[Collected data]
***
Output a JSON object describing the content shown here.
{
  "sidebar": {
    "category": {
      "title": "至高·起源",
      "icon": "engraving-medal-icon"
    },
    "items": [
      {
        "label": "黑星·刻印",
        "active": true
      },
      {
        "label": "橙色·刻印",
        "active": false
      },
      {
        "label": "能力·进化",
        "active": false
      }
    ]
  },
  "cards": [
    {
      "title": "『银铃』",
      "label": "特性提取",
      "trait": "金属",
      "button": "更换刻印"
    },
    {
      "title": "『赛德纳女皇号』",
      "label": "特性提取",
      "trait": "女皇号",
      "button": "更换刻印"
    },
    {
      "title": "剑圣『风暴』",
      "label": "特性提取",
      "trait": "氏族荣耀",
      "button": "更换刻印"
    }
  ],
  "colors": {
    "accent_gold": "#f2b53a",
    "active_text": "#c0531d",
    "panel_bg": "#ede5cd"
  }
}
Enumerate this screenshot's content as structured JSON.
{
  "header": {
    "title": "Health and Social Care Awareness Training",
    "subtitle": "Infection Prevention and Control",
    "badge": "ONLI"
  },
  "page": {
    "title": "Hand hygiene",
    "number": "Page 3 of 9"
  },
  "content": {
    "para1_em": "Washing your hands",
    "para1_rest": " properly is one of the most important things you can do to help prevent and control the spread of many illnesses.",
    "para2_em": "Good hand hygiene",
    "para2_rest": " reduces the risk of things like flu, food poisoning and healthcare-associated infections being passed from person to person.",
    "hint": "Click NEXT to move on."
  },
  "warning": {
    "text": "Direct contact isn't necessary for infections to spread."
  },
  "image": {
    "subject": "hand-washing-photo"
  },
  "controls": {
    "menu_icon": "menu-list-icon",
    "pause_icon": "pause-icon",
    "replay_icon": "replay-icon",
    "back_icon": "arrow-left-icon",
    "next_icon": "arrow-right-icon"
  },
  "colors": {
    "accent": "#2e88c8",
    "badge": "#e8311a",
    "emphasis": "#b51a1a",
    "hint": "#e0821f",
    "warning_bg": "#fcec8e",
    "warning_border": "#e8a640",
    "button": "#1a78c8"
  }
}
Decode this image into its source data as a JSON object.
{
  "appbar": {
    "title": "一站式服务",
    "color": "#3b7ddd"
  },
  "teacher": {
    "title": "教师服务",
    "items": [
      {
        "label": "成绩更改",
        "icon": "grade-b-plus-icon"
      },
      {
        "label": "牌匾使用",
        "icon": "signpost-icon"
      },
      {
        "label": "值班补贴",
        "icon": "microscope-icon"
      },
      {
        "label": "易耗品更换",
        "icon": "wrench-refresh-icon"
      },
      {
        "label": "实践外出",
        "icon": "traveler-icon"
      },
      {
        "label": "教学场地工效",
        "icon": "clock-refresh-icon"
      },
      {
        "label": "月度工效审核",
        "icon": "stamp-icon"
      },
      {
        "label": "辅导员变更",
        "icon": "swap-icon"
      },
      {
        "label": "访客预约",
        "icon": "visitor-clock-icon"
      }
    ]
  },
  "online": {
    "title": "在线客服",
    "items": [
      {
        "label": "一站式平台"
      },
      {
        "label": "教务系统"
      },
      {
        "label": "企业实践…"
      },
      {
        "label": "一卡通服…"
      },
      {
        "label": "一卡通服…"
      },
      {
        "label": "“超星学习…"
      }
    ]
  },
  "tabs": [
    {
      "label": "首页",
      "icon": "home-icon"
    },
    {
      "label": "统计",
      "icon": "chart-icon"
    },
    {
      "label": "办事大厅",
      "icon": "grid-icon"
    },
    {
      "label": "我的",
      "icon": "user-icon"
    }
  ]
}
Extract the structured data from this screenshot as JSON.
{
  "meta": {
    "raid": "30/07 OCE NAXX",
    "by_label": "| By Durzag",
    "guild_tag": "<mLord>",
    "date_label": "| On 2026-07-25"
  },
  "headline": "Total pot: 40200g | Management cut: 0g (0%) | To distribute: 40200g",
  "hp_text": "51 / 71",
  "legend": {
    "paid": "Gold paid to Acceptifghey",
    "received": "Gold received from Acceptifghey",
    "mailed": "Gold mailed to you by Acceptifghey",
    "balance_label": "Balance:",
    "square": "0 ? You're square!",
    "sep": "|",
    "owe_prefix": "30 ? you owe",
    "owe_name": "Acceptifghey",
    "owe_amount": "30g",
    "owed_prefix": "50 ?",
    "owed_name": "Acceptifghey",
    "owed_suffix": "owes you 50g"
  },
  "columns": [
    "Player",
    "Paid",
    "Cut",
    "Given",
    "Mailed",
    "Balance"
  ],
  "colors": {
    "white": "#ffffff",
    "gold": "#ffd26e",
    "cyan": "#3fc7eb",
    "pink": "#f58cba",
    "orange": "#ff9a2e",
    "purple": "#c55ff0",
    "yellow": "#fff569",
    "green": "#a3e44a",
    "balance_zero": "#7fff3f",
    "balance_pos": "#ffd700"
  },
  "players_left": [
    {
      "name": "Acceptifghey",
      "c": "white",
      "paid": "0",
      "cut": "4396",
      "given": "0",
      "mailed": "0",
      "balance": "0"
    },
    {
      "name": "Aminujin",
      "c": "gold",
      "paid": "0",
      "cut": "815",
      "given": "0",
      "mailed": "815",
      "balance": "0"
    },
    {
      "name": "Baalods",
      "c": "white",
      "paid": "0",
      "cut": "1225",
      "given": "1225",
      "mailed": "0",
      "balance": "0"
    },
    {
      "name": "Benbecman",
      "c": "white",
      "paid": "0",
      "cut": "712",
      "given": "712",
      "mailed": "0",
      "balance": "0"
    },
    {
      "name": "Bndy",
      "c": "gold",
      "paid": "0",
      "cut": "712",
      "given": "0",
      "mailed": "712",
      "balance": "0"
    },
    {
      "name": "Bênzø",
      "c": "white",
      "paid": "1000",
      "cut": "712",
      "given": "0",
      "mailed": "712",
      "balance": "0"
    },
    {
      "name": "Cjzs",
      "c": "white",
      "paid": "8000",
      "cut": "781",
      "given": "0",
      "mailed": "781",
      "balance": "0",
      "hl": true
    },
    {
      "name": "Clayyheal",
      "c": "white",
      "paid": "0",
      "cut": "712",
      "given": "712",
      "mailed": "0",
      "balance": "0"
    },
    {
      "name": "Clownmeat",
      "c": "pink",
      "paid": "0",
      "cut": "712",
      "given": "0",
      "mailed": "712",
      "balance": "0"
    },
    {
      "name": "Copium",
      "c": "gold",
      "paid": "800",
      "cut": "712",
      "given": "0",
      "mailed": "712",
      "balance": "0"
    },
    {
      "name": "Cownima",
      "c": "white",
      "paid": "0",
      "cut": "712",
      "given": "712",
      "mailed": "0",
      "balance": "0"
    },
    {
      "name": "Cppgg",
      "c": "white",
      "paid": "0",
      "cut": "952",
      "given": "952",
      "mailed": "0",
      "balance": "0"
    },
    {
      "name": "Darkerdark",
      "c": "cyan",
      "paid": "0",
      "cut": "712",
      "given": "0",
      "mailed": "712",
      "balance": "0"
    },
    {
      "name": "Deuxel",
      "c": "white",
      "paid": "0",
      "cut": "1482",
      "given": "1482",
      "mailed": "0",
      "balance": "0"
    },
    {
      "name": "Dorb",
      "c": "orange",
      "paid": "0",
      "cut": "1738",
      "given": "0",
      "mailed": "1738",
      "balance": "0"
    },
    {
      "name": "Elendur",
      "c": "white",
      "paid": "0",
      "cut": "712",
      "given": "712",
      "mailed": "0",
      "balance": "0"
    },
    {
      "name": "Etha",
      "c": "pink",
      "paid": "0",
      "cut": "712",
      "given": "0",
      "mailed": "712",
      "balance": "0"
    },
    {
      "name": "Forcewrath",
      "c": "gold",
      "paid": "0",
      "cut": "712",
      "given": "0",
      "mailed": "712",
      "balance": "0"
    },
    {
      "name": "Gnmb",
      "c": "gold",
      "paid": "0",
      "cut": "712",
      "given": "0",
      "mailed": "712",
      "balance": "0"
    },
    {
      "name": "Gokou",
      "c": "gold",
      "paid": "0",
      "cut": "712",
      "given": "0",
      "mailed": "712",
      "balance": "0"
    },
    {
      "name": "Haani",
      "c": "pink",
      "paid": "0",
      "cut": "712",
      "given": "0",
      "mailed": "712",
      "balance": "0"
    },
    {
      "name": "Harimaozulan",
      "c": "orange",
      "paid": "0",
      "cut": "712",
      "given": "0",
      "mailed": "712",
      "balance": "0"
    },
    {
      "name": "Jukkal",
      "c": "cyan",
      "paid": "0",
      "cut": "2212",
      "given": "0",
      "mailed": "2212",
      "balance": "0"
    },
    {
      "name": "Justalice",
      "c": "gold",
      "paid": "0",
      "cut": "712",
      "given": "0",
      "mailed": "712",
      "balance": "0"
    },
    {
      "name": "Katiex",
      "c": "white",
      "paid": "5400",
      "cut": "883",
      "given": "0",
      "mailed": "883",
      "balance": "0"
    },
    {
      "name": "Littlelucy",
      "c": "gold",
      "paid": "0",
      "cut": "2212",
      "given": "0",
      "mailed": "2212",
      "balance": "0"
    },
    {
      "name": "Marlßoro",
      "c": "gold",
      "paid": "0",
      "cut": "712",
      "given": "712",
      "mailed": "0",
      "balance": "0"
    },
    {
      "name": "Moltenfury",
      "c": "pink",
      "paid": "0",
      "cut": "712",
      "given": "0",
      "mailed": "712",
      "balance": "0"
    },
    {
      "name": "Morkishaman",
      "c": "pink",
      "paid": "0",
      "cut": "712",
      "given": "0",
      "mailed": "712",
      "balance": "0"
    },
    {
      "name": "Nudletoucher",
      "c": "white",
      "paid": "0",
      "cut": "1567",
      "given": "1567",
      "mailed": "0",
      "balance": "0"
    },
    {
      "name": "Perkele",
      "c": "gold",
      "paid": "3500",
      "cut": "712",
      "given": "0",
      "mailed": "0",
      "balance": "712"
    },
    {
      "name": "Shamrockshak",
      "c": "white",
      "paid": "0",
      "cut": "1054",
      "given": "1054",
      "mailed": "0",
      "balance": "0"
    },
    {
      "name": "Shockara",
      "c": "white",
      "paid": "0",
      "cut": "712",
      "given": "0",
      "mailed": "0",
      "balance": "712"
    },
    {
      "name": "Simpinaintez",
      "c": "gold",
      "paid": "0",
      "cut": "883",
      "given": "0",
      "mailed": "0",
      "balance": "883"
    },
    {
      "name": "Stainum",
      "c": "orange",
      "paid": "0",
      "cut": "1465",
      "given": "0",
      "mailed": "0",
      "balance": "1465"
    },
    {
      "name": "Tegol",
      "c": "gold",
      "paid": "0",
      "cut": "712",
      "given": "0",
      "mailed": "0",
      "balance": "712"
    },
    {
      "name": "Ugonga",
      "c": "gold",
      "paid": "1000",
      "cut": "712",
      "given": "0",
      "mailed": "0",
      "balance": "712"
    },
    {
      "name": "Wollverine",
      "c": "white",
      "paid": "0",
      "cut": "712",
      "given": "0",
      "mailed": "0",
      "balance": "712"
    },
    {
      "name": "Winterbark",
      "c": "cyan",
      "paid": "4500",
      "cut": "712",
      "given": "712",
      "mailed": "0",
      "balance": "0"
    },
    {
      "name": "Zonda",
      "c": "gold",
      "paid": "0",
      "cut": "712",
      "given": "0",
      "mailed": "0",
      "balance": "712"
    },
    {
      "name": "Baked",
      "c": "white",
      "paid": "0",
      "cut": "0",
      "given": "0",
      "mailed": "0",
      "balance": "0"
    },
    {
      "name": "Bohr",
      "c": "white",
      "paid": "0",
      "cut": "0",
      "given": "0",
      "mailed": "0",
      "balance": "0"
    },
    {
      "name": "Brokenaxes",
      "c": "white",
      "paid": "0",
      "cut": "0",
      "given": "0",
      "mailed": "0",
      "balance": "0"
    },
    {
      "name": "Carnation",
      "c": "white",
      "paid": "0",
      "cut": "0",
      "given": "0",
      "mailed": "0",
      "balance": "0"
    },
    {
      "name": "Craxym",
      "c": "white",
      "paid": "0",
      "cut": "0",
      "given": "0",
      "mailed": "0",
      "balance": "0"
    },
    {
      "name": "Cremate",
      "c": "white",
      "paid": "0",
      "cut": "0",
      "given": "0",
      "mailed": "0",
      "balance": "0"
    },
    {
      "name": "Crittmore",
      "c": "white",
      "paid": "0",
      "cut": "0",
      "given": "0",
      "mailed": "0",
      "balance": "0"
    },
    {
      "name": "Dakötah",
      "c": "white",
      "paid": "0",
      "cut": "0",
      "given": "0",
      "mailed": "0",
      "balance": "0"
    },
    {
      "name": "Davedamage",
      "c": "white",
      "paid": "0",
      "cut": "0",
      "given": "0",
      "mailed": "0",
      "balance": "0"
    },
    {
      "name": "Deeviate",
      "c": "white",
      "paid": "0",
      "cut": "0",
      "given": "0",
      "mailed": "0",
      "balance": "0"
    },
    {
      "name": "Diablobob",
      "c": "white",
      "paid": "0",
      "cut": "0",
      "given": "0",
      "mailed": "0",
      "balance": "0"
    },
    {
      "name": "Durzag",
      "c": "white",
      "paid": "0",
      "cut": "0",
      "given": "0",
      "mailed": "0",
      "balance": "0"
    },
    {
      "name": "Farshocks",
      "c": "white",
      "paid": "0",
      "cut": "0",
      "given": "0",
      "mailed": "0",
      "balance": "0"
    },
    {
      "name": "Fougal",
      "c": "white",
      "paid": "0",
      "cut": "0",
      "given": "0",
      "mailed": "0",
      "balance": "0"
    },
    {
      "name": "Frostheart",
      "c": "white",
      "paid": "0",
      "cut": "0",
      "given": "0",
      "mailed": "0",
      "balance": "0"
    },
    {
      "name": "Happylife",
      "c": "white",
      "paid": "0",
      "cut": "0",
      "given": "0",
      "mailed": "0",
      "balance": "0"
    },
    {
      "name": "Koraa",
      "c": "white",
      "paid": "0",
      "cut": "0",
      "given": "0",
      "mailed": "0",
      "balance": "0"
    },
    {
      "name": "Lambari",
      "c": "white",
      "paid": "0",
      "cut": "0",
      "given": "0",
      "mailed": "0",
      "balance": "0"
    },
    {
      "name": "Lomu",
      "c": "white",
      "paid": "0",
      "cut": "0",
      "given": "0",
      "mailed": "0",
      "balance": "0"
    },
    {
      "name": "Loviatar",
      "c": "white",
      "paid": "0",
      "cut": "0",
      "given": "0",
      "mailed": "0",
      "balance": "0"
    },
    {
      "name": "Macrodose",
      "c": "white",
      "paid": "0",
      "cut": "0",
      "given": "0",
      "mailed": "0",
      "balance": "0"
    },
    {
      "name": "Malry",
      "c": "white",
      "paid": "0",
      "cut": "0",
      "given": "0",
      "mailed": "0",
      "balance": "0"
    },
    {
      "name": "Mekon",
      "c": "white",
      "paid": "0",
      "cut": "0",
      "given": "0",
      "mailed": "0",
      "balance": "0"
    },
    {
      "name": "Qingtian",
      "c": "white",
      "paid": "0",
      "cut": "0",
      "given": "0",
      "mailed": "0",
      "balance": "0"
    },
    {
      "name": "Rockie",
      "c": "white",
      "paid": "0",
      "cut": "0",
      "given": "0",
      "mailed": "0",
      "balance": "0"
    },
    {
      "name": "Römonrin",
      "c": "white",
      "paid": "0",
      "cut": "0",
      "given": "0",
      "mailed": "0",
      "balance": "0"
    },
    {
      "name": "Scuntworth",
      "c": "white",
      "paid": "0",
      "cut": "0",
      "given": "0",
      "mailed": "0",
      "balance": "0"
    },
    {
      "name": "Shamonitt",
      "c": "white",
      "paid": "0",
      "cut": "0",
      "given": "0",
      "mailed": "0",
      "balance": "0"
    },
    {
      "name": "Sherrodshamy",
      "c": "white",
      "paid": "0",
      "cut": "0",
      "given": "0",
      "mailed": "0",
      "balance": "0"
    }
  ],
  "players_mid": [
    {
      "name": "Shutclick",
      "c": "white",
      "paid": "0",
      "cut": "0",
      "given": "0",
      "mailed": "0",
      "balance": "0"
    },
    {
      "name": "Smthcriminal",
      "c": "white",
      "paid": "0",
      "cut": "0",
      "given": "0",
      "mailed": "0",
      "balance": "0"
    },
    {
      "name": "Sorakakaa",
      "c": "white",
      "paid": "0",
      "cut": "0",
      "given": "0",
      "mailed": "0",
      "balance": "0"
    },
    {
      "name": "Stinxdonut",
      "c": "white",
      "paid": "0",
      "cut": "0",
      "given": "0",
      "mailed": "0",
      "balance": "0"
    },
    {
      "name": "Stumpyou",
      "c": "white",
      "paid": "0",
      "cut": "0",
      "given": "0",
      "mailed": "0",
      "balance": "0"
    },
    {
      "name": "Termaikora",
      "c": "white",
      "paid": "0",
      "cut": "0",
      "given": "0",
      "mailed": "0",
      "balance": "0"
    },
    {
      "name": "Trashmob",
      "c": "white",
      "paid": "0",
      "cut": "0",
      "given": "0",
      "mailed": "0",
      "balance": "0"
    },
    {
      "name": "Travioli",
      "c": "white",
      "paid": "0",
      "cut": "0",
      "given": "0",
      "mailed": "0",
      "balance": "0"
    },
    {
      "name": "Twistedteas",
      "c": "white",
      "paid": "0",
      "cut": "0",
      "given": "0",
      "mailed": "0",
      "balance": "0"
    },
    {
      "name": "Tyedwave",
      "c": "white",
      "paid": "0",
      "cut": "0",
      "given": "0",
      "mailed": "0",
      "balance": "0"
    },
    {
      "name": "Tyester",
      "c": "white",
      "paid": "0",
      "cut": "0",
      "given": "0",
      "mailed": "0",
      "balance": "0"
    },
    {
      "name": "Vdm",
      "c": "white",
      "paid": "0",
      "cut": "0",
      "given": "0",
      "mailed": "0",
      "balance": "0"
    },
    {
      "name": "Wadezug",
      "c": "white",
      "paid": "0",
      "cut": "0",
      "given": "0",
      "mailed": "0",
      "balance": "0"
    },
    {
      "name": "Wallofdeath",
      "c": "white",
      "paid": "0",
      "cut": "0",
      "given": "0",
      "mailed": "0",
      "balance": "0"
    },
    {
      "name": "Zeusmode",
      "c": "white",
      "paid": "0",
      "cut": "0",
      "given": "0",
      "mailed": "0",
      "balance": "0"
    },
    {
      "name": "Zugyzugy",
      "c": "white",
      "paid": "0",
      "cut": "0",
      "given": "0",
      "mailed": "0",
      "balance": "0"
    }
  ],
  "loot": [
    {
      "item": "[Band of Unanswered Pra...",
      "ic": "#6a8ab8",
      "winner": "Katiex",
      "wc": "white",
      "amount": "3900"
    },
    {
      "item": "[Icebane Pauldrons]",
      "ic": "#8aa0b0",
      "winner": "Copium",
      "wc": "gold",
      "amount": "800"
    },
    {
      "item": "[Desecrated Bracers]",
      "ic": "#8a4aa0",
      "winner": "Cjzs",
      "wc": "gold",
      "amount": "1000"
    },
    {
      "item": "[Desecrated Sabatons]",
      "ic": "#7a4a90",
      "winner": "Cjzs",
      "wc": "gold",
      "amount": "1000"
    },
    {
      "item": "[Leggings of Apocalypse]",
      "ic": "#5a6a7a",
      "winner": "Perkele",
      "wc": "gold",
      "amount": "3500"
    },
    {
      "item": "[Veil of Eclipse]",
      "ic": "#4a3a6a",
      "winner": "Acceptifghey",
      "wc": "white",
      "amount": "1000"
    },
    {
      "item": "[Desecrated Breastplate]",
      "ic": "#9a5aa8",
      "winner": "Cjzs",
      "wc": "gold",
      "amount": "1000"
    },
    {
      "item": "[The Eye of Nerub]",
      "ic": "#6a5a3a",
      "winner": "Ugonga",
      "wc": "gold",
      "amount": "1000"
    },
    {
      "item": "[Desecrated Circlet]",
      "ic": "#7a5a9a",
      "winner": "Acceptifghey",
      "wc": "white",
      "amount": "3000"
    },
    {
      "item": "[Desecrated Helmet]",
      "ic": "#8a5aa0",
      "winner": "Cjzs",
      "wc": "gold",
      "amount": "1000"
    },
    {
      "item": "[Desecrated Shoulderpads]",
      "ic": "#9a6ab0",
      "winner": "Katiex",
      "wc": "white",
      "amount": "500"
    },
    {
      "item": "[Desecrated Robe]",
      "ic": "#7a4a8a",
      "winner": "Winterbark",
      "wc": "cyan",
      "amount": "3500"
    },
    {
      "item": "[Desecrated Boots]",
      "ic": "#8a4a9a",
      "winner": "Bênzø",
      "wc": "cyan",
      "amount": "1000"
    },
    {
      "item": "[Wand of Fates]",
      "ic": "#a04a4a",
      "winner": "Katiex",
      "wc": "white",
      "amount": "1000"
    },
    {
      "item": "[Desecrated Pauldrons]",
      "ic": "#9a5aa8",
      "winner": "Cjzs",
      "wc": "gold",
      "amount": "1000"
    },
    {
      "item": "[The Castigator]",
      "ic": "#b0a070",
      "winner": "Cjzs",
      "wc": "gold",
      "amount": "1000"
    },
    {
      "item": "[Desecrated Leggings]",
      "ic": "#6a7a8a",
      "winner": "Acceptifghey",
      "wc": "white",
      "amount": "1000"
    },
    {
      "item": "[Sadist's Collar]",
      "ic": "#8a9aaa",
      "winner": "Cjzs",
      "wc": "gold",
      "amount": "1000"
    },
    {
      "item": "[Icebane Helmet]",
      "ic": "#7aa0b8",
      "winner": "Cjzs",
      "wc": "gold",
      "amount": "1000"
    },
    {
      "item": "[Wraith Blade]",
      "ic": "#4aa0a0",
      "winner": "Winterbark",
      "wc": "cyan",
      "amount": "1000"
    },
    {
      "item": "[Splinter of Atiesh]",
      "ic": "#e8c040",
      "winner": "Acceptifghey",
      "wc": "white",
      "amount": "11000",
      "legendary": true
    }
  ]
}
***
What to produce —
Identify and copy lines that hold the string "things".

Output for this exercise —
    "para1_rest": " properly is one of the most important things you can do to help prevent and control the spread of many illnesses.",
    "para2_rest": " reduces the risk of things like flu, food poisoning and healthcare-associated infections being passed from person to person.",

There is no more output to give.